> [Exercise]: Skip every picture and transcribe the remaining material exactly.
===== Exercise material
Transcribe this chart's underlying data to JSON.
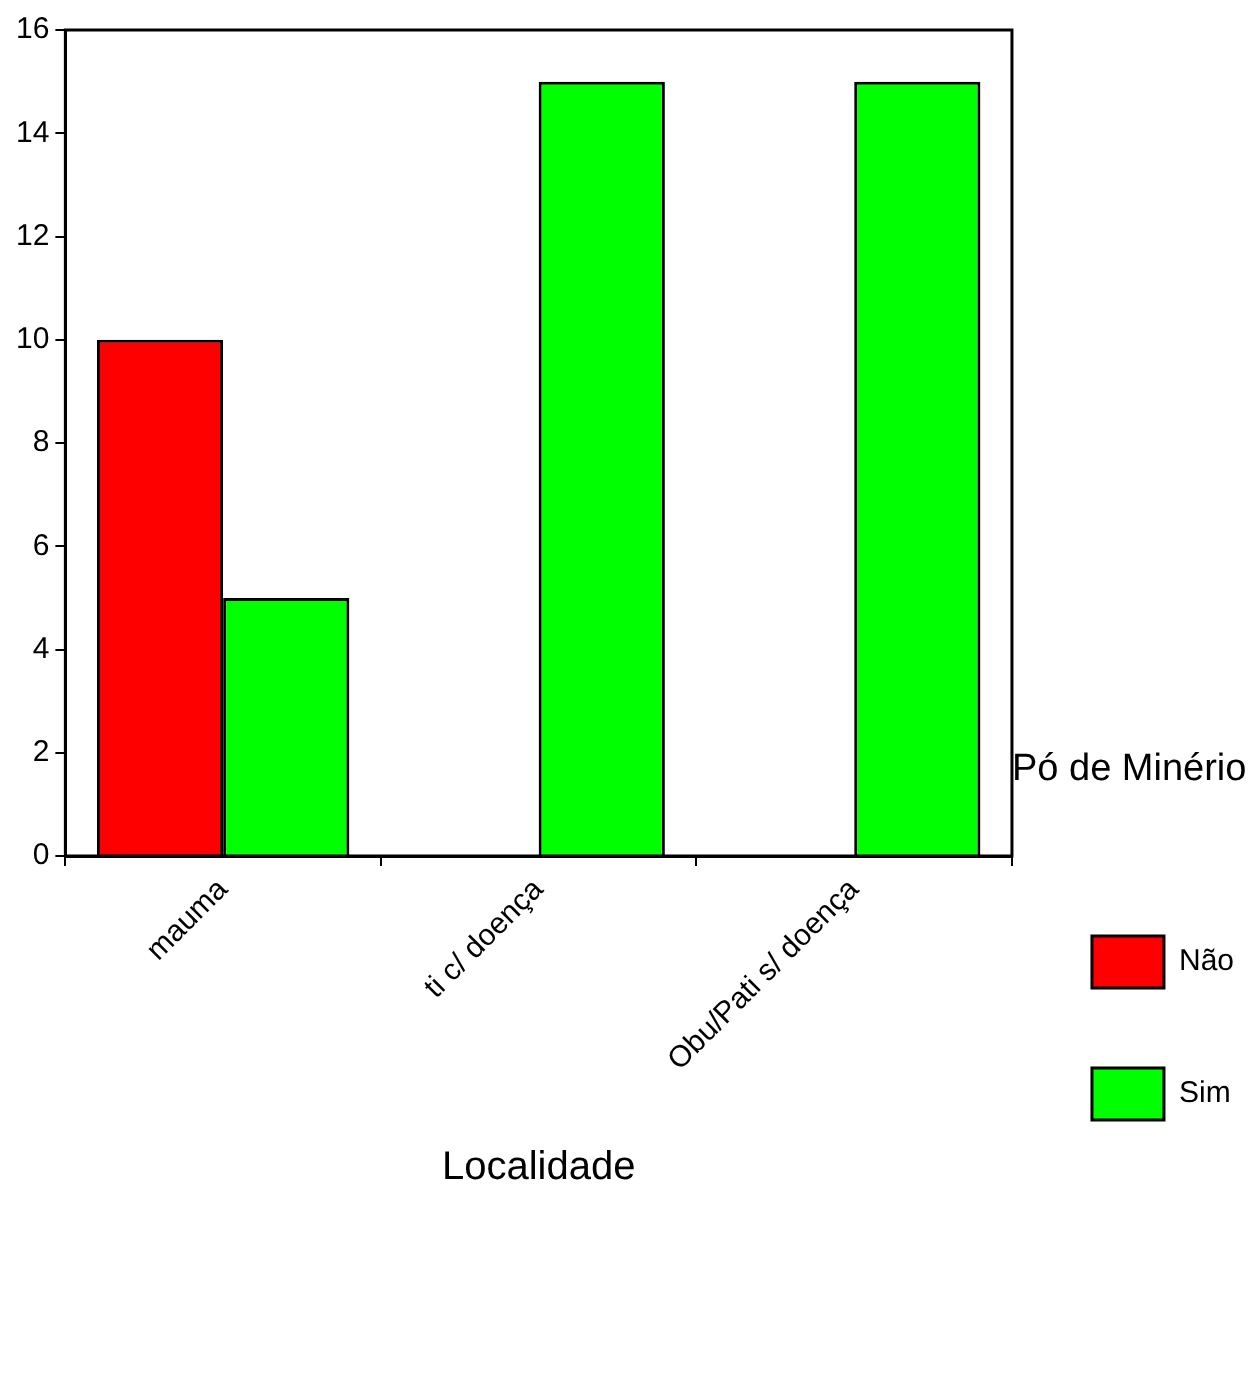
{
  "chart_data": {
    "type": "bar",
    "xlabel": "Localidade",
    "legend_title": "Pó de Minério",
    "categories": [
      "mauma",
      "ti c/ doença",
      "Obu/Pati s/ doença"
    ],
    "series": [
      {
        "name": "Não",
        "color": "#ff0000",
        "values": [
          10,
          0,
          0
        ]
      },
      {
        "name": "Sim",
        "color": "#00ff00",
        "values": [
          5,
          15,
          15
        ]
      }
    ],
    "ylim": [
      0,
      16
    ],
    "yticks": [
      0,
      2,
      4,
      6,
      8,
      10,
      12,
      14,
      16
    ],
    "grid": false,
    "legend": "right"
  }
}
==========
> [Solved exercise]:
Transcribe this chart's underlying data to JSON.
{
  "chart_data": {
    "type": "bar",
    "xlabel": "Localidade",
    "legend_title": "Pó de Minério",
    "categories": [
      "mauma",
      "ti c/ doença",
      "Obu/Pati s/ doença"
    ],
    "series": [
      {
        "name": "Não",
        "color": "#ff0000",
        "values": [
          10,
          0,
          0
        ]
      },
      {
        "name": "Sim",
        "color": "#00ff00",
        "values": [
          5,
          15,
          15
        ]
      }
    ],
    "ylim": [
      0,
      16
    ],
    "yticks": [
      0,
      2,
      4,
      6,
      8,
      10,
      12,
      14,
      16
    ],
    "grid": false,
    "legend": "right"
  }
}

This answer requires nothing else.